MATERIAL FOR THIS TASK:

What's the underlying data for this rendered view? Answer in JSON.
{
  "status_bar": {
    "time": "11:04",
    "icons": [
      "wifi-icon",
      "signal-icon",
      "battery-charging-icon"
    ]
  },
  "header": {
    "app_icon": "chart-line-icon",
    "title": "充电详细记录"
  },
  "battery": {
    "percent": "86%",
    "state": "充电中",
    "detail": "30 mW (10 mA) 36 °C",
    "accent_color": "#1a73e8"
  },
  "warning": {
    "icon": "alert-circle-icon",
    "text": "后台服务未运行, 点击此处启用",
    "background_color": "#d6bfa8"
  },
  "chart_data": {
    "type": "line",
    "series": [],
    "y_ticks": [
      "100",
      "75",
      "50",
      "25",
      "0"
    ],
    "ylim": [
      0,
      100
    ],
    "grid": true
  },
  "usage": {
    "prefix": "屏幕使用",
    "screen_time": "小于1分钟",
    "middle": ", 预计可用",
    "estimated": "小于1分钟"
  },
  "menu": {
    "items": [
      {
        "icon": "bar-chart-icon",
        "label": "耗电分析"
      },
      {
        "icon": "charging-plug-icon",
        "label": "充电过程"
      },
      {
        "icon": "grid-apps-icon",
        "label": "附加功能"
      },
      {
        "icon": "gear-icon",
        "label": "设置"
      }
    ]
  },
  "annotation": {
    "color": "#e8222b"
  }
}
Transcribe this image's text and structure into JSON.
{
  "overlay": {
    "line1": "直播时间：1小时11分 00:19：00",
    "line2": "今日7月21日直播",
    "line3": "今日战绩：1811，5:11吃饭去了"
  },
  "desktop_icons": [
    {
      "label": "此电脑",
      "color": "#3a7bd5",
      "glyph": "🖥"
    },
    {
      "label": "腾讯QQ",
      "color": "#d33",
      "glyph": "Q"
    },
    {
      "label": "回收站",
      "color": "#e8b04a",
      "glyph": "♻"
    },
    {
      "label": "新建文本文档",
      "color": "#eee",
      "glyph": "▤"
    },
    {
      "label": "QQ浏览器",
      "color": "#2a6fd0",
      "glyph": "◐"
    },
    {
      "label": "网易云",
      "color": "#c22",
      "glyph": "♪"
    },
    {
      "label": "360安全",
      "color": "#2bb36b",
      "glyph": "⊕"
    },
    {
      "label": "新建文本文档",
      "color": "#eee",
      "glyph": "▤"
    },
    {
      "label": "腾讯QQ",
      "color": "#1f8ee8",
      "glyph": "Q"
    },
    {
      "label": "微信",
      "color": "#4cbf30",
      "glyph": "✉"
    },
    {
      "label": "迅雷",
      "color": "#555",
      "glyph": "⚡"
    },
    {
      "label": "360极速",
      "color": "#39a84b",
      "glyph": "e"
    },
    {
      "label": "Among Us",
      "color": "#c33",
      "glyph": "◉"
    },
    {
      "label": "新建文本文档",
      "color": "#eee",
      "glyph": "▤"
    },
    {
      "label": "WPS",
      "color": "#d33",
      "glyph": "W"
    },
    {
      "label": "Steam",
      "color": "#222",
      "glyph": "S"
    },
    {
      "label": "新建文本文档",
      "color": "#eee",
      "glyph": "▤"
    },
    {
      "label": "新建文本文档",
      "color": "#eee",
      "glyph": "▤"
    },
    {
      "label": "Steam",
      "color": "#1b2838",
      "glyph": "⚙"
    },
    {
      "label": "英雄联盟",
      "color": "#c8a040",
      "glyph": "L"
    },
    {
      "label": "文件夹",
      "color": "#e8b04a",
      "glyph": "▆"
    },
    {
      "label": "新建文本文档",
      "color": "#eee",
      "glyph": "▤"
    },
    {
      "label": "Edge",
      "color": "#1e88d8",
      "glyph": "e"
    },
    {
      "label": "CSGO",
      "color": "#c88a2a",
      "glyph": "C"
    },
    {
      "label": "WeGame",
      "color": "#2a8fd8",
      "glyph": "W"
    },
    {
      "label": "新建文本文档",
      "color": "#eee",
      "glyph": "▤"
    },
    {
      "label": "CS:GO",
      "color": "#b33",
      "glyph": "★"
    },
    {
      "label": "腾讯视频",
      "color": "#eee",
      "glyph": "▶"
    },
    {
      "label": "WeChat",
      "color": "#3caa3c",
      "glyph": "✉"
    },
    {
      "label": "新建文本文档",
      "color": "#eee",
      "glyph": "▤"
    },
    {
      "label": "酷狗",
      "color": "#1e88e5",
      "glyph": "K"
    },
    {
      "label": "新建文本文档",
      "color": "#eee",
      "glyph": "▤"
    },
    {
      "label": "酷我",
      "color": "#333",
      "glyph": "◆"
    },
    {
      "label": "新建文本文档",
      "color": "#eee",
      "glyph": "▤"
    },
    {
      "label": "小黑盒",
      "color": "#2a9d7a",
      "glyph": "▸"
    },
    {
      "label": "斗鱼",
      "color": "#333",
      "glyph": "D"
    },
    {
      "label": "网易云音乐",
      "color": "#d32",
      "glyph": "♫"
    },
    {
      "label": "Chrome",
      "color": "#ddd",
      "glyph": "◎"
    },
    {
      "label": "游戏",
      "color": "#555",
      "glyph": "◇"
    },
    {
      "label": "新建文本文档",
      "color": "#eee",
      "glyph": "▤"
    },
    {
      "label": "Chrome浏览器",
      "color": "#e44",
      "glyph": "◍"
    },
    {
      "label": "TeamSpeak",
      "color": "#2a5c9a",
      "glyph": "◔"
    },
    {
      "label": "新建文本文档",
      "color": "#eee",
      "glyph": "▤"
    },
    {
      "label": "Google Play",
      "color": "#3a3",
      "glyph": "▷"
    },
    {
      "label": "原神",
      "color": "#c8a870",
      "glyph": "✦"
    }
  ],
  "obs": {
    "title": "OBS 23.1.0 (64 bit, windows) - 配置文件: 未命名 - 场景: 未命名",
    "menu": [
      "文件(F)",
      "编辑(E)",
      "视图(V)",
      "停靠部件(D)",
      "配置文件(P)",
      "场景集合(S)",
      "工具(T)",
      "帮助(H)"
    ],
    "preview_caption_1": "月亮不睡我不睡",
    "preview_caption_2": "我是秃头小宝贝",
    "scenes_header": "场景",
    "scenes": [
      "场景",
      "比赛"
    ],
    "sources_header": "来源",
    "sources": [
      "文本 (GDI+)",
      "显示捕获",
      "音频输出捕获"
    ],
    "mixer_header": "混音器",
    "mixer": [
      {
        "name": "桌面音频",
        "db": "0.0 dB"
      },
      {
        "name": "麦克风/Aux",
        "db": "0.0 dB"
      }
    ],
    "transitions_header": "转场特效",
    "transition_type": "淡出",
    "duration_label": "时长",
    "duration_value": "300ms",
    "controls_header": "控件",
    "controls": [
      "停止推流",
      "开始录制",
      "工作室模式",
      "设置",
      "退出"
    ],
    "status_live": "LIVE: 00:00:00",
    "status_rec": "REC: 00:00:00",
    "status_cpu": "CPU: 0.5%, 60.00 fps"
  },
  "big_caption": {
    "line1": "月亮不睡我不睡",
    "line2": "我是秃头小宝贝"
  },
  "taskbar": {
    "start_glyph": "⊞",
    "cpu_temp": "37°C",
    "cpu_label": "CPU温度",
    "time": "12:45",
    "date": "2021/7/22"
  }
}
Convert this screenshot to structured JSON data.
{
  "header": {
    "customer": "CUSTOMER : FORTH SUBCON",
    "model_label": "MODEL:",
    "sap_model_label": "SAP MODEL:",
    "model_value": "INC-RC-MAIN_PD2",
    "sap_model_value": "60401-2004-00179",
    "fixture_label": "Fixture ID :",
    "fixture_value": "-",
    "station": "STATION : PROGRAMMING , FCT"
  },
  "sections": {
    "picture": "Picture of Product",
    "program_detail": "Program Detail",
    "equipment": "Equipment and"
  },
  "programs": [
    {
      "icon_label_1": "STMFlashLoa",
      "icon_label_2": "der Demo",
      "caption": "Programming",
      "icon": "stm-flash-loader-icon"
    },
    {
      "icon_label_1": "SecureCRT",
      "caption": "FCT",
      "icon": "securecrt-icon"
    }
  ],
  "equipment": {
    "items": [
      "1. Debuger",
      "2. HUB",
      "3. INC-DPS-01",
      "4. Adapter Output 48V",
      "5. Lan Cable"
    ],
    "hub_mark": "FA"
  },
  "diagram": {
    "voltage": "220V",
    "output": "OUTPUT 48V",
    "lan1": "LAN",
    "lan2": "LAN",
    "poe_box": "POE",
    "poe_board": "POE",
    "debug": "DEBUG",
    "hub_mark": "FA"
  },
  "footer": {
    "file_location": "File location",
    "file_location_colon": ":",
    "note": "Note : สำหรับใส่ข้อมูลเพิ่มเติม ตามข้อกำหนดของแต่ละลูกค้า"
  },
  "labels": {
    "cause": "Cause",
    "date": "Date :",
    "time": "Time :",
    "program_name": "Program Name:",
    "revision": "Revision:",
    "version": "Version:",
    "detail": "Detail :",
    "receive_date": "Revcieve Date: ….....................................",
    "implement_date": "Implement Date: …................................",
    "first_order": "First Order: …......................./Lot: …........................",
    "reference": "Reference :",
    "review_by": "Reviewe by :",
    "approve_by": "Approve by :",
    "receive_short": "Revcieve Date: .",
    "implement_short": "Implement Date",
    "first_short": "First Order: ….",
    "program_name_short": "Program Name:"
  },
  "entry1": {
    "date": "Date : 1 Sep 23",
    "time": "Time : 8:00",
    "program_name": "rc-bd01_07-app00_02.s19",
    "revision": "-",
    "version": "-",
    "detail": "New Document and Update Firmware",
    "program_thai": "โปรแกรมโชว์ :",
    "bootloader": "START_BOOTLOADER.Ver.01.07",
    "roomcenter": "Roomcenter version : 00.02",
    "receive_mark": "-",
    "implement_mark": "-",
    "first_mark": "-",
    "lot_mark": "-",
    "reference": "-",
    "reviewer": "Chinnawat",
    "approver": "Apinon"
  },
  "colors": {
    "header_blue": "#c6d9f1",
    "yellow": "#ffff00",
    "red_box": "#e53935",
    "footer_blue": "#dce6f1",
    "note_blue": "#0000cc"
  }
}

WHAT NEEDS TO BE DONE: Gather all lines from the listing above in which "title" occurs.

ANSWER TO THIS EXERCISE:
    "title": "充电详细记录"
    "title": "OBS 23.1.0 (64 bit, windows) - 配置文件: 未命名 - 场景: 未命名",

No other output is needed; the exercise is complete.